- [Work to complete] Please determine how many lines of the material include the word "JSON", and respond with nothing but that number.

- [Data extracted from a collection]
[start]
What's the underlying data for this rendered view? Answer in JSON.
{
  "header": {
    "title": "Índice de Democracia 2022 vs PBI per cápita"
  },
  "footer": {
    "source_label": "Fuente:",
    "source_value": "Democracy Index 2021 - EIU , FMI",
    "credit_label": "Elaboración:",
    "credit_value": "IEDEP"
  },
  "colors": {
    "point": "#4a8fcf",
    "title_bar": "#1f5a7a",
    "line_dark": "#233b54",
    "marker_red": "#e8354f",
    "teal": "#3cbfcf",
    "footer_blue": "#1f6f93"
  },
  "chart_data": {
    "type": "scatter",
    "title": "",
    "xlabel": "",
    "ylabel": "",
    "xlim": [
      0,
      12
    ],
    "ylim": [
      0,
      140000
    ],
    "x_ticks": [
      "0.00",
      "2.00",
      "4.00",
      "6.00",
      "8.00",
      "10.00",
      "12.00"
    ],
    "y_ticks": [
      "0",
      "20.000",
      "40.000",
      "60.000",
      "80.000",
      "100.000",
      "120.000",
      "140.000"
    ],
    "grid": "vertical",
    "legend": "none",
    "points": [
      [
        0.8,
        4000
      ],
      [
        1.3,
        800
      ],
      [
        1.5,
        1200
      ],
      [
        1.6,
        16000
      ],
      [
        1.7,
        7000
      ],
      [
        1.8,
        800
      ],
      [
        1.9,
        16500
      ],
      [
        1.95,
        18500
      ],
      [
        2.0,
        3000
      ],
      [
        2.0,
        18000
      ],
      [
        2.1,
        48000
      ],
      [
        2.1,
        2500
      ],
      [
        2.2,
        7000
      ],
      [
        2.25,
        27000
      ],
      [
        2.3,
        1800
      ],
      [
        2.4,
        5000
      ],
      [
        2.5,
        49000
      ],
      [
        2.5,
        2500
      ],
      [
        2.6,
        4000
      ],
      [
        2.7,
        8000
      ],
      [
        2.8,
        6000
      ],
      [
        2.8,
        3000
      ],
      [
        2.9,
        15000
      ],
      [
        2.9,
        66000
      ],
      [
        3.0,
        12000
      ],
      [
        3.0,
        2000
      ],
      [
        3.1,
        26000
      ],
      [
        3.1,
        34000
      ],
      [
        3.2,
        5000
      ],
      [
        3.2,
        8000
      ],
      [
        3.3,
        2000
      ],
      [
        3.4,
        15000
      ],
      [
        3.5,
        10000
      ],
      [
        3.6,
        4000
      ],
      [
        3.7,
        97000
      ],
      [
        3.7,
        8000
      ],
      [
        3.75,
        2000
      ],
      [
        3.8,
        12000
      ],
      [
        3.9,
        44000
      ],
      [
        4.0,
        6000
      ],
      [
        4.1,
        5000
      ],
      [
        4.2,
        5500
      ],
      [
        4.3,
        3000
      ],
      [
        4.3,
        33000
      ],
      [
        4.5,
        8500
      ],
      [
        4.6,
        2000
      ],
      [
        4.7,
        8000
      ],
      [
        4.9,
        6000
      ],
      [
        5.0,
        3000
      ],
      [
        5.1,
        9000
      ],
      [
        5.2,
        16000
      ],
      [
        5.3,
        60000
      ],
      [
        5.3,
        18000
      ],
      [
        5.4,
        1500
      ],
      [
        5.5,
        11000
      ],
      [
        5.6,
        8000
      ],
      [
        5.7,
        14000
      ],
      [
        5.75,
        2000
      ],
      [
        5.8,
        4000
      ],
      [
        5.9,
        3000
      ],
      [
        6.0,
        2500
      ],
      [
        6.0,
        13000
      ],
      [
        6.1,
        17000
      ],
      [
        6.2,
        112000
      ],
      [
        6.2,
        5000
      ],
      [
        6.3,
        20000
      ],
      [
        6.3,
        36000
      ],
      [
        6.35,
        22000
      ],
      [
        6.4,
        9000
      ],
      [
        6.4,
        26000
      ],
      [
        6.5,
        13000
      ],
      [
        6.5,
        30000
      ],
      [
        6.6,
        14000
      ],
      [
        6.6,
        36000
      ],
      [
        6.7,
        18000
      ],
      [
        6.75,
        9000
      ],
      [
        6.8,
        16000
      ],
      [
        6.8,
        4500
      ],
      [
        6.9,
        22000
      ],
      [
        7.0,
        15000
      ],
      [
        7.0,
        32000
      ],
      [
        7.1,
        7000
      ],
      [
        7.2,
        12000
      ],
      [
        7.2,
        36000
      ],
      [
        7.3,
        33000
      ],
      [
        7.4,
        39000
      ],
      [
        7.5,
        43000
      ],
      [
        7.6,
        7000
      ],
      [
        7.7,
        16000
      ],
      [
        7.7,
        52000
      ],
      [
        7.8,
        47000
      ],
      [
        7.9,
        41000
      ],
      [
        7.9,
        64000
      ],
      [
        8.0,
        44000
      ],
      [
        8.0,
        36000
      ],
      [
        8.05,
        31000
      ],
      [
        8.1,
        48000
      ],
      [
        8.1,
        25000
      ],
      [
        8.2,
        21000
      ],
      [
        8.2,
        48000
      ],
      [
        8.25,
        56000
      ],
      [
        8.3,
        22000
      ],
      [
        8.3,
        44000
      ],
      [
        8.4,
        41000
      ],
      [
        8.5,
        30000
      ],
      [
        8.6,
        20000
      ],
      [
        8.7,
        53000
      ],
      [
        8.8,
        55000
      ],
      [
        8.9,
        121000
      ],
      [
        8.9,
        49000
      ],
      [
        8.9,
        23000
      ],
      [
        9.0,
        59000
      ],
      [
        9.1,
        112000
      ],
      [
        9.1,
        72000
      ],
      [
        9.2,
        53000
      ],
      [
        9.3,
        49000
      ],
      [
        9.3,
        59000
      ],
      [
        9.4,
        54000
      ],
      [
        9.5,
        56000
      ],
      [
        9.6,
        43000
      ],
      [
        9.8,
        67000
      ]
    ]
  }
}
[end]
[start]
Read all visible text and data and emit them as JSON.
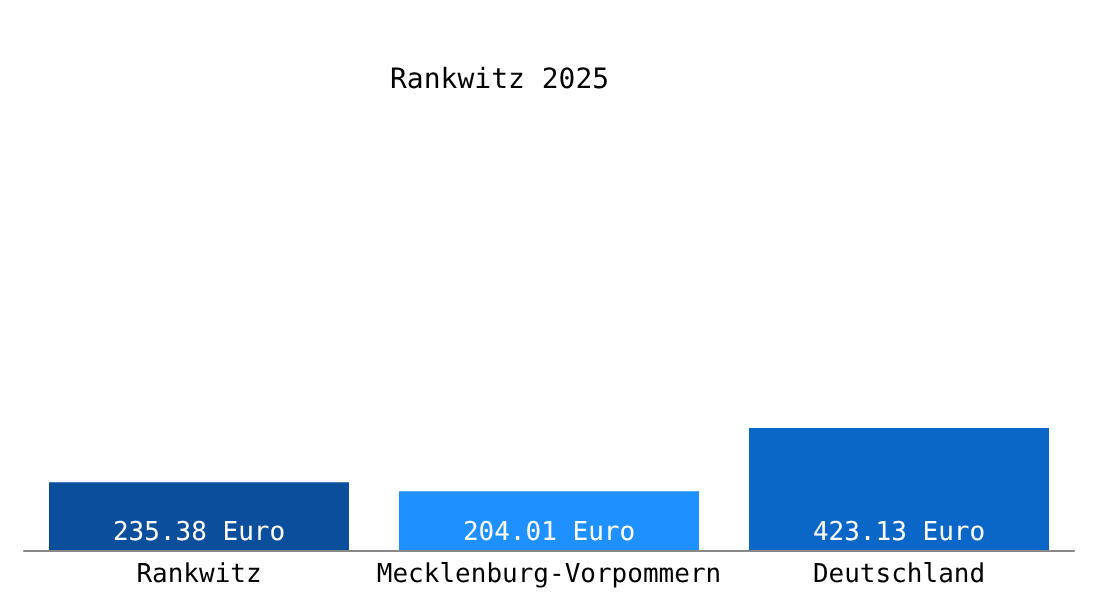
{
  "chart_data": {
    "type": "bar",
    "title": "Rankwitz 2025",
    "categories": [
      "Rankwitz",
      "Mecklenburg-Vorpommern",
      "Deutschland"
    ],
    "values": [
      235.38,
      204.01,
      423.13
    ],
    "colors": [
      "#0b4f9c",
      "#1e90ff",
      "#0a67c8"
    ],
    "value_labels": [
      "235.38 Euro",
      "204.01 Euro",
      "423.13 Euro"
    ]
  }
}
[end]
- [Result below] 2